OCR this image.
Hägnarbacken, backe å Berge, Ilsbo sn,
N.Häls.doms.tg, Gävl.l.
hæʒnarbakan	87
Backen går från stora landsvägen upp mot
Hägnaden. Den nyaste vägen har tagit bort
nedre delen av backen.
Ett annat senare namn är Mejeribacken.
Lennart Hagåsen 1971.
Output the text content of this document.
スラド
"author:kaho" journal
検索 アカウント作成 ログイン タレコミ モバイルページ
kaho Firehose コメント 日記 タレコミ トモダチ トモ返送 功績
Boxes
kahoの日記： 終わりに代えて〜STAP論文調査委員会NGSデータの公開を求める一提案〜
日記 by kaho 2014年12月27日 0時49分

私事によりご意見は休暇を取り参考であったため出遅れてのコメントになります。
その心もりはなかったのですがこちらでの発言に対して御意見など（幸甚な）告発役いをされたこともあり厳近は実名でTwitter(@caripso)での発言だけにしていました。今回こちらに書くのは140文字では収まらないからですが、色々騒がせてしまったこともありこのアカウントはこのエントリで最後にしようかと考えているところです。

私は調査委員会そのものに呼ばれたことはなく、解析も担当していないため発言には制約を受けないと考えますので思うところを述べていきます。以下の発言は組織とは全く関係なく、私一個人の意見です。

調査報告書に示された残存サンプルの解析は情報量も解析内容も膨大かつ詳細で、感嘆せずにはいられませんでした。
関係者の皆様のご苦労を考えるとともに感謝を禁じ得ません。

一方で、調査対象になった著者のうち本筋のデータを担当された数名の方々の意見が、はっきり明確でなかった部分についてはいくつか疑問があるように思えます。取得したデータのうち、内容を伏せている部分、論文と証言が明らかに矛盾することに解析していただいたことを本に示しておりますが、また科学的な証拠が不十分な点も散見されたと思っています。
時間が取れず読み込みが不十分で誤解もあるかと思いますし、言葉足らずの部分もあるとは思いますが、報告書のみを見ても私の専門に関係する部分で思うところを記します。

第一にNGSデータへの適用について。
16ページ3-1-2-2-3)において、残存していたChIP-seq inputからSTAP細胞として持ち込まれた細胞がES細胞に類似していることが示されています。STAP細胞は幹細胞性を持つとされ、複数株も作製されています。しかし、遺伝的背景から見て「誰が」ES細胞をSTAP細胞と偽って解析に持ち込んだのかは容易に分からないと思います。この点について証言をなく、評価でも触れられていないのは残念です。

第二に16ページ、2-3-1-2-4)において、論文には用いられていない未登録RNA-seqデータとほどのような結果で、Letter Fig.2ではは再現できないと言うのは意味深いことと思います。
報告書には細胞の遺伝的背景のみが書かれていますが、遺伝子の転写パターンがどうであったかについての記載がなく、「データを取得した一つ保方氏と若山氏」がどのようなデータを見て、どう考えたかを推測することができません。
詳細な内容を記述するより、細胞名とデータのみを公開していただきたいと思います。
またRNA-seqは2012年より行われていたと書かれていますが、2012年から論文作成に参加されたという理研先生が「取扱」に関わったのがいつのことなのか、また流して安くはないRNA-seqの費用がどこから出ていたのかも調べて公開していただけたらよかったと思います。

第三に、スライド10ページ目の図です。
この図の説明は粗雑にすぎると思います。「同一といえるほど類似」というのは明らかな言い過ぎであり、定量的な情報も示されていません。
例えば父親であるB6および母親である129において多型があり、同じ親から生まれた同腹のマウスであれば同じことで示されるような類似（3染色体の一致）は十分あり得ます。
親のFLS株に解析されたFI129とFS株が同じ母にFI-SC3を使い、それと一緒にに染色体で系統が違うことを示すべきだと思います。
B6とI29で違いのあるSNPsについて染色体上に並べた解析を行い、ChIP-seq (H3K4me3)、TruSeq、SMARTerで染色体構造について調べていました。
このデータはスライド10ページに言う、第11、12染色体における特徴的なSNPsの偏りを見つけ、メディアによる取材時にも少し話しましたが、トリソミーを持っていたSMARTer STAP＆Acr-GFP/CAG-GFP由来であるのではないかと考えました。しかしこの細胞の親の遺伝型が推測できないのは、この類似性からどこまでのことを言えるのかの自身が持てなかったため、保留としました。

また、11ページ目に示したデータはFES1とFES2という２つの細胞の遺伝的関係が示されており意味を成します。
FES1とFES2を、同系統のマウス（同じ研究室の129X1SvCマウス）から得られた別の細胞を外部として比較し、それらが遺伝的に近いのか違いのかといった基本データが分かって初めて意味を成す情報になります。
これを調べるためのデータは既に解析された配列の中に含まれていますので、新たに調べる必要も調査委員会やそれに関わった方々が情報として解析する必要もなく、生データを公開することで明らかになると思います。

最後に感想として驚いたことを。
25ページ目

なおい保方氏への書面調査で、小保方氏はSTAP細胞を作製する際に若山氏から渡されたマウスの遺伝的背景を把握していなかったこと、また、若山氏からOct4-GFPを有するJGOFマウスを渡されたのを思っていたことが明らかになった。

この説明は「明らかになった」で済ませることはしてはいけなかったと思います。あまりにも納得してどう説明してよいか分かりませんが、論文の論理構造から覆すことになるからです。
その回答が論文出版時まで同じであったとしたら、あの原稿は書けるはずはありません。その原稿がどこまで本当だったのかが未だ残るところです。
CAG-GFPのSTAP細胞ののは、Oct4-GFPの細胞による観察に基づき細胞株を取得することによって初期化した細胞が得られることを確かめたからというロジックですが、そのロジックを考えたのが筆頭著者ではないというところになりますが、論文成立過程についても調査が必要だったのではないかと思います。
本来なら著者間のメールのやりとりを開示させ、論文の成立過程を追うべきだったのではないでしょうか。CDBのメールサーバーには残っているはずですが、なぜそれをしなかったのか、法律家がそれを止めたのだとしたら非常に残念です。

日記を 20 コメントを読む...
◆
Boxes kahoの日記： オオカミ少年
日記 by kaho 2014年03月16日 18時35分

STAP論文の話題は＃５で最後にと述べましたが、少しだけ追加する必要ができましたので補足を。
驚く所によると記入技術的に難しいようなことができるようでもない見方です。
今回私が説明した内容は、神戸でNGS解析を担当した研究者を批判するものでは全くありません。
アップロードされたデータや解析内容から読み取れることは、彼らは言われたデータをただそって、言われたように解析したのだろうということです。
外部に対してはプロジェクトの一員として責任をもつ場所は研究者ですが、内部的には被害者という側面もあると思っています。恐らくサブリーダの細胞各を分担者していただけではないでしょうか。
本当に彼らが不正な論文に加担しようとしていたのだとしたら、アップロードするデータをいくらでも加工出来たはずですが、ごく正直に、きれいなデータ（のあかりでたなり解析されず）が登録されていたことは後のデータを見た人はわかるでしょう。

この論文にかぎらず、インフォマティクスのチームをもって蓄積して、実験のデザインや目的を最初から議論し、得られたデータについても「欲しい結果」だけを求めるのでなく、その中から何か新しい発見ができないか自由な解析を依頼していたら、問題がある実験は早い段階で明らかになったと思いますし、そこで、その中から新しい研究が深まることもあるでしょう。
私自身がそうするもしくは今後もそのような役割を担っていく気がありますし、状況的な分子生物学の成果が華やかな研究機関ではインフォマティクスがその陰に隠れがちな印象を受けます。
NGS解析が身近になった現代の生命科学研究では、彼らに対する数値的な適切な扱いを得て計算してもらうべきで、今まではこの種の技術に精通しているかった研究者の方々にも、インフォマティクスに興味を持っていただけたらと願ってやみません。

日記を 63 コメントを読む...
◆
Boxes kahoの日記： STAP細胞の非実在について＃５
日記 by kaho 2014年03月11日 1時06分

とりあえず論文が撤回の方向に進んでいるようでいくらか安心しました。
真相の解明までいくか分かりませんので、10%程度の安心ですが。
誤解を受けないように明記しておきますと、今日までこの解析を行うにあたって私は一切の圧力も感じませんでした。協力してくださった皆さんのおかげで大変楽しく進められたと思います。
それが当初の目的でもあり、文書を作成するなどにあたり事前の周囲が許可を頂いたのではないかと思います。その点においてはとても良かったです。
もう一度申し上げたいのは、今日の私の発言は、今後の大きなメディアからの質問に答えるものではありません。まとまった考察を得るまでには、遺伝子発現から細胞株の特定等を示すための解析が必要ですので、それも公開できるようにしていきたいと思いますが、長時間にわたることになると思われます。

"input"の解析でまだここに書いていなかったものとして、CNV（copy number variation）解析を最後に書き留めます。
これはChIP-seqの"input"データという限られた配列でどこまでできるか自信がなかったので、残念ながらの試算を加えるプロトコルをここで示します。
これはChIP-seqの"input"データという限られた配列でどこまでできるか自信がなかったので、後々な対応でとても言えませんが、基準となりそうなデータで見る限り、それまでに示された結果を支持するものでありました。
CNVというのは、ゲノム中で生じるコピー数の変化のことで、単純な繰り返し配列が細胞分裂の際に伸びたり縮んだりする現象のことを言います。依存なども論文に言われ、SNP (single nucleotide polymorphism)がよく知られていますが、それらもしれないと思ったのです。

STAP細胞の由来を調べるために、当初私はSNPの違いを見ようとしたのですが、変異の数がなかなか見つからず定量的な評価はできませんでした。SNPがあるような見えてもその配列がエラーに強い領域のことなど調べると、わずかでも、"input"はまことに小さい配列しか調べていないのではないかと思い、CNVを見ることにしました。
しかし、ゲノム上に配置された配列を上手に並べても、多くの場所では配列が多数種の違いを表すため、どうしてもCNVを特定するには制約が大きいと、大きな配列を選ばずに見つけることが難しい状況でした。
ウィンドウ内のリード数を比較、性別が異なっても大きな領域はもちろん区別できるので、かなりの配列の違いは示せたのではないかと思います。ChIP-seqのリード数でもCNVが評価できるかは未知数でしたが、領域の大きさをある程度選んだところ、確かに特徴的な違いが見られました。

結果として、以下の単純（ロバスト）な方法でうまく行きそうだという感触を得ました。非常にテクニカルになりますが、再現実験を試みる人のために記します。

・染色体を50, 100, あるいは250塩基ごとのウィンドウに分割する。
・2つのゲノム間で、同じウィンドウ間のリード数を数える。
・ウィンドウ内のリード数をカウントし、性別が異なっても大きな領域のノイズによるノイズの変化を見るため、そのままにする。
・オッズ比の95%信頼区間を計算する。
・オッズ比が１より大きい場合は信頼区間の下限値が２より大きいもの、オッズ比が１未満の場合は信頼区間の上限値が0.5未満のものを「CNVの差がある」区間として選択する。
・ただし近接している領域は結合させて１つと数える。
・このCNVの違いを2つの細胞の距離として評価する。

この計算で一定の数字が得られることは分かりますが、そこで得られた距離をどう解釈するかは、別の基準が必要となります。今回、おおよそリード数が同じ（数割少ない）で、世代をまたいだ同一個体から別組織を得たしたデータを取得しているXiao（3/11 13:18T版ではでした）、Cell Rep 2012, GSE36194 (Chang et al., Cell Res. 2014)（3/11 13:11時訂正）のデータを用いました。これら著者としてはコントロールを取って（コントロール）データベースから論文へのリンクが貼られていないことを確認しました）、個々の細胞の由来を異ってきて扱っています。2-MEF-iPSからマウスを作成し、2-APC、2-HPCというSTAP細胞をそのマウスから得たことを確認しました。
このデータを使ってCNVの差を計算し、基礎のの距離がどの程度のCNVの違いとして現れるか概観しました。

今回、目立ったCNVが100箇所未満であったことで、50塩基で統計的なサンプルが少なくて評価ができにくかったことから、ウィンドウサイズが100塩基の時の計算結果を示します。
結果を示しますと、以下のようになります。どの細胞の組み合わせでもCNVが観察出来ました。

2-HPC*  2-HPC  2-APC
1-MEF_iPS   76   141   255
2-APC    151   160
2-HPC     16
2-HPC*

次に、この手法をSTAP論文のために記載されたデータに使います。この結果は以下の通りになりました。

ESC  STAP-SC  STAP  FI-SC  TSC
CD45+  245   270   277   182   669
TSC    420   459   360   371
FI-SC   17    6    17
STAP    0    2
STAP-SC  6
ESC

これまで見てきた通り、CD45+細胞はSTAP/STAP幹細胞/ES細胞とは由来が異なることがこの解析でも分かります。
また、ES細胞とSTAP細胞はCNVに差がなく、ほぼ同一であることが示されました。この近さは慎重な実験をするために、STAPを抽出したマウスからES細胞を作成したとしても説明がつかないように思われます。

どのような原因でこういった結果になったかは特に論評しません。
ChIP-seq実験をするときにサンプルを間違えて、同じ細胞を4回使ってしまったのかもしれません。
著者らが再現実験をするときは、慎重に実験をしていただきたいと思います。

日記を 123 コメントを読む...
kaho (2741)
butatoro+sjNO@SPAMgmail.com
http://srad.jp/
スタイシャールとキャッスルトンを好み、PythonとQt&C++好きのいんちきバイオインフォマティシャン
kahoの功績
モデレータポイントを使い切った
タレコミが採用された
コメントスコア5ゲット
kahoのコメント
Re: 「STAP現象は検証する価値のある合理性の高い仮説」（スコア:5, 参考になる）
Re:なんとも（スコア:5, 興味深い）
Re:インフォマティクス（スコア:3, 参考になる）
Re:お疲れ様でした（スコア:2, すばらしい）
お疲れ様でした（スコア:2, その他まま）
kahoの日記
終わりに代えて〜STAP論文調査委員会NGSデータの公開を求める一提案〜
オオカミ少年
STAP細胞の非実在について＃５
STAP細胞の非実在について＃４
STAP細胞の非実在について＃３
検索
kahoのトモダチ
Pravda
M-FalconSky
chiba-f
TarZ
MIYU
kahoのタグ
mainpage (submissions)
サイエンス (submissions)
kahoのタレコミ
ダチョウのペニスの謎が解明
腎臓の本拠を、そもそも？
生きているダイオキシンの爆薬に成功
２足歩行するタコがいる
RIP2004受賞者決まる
+ + +
- What the task asks:
Go through the listing above and pull out each line containing the word "kahoの日記".

- Written solution:
kahoの日記： 終わりに代えて〜STAP論文調査委員会NGSデータの公開を求める一提案〜
Boxes kahoの日記： オオカミ少年
Boxes kahoの日記： STAP細胞の非実在について＃５
kahoの日記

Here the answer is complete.